• INSTRUCTIONS TO FOLLOW
Everything in the data should be repeated exactly, save for the images.
_ _ _ _ _ _ _
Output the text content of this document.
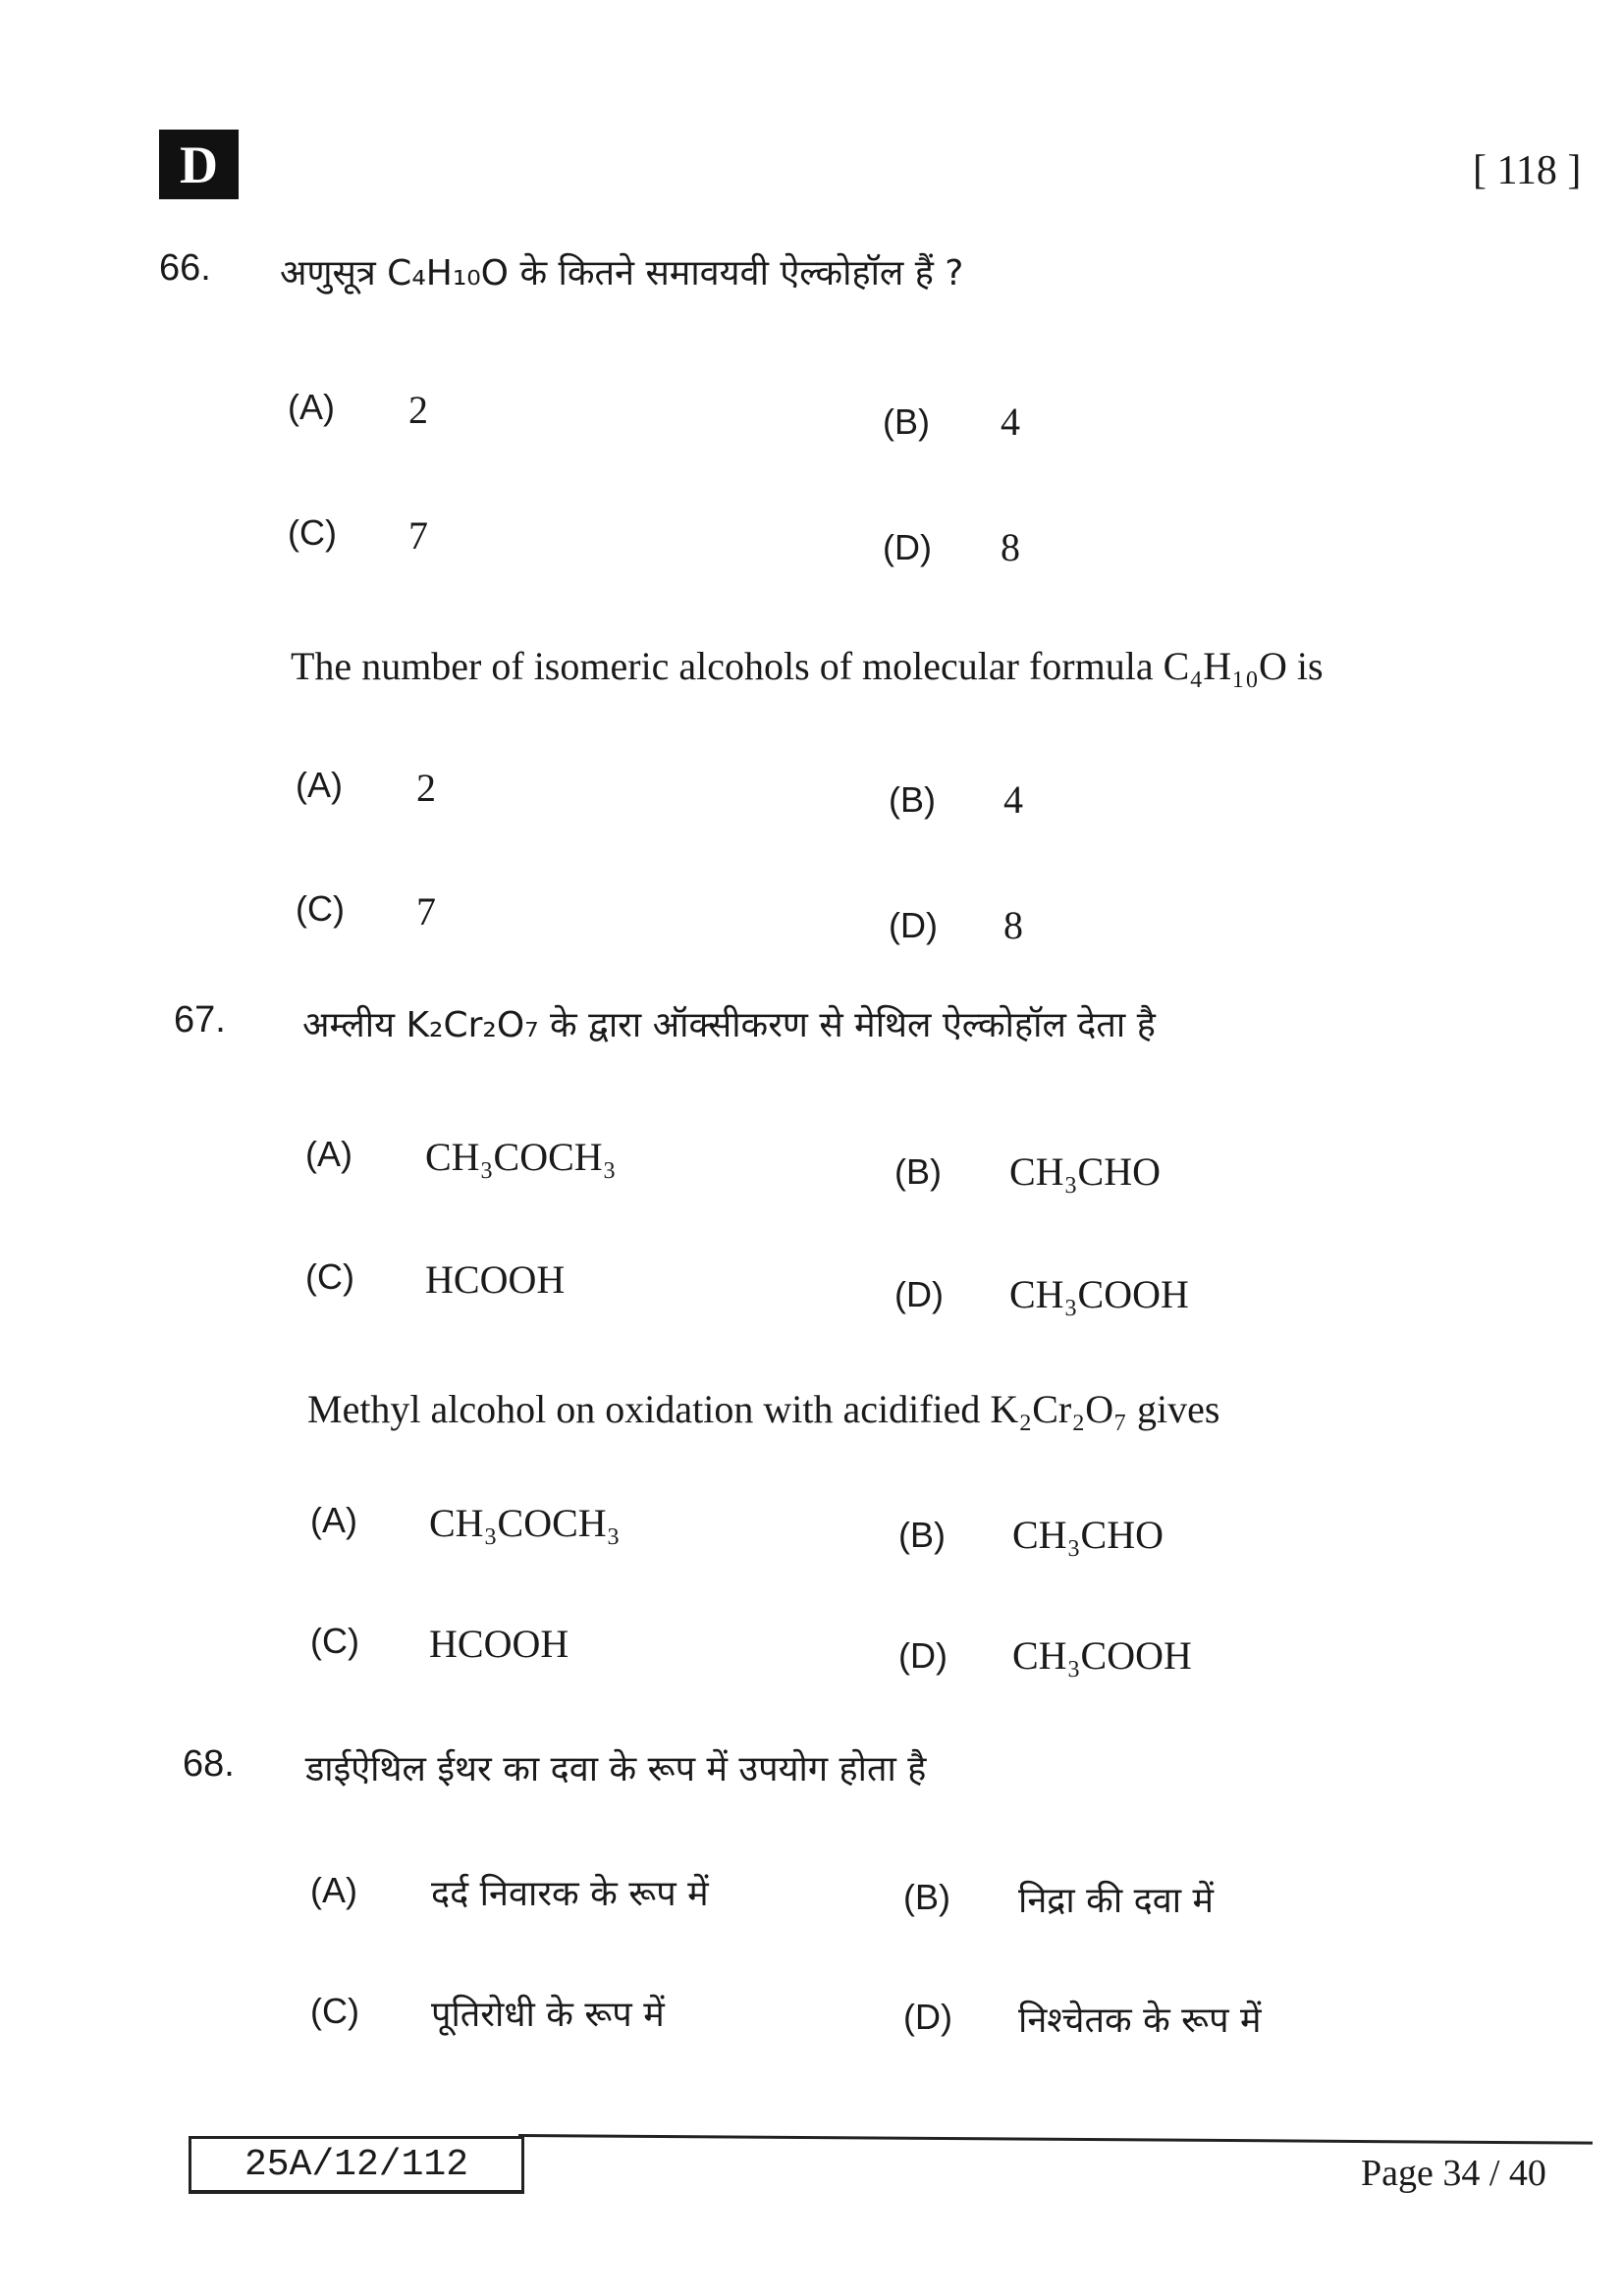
D	[ 118 ]
66. अणुसूत्र C₄H₁₀O के कितने समावयवी ऐल्कोहॉल हैं ?
(A) 2	(B) 4
(C) 7	(D) 8
The number of isomeric alcohols of molecular formula C₄H₁₀O is
(A) 2	(B) 4
(C) 7	(D) 8
67. अम्लीय K₂Cr₂O₇ के द्वारा ऑक्सीकरण से मेथिल ऐल्कोहॉल देता है
(A) CH₃COCH₃	(B) CH₃CHO
(C) HCOOH	(D) CH₃COOH
Methyl alcohol on oxidation with acidified K₂Cr₂O₇ gives
(A) CH₃COCH₃	(B) CH₃CHO
(C) HCOOH	(D) CH₃COOH
68. डाईऐथिल ईथर का दवा के रूप में उपयोग होता है
(A) दर्द निवारक के रूप में	(B) निद्रा की दवा में
(C) पूतिरोधी के रूप में	(D) निश्चेतक के रूप में
25A/12/112	Page 34 / 40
_ _ _ _ _ _ _
• SOLUTION FOR THIS PROBLEM
Output the text content of this document.
D	[ 118 ]
66. अणुसूत्र C₄H₁₀O के कितने समावयवी ऐल्कोहॉल हैं ?
(A) 2	(B) 4
(C) 7	(D) 8
The number of isomeric alcohols of molecular formula C₄H₁₀O is
(A) 2	(B) 4
(C) 7	(D) 8
67. अम्लीय K₂Cr₂O₇ के द्वारा ऑक्सीकरण से मेथिल ऐल्कोहॉल देता है
(A) CH₃COCH₃	(B) CH₃CHO
(C) HCOOH	(D) CH₃COOH
Methyl alcohol on oxidation with acidified K₂Cr₂O₇ gives
(A) CH₃COCH₃	(B) CH₃CHO
(C) HCOOH	(D) CH₃COOH
68. डाईऐथिल ईथर का दवा के रूप में उपयोग होता है
(A) दर्द निवारक के रूप में	(B) निद्रा की दवा में
(C) पूतिरोधी के रूप में	(D) निश्चेतक के रूप में
25A/12/112	Page 34 / 40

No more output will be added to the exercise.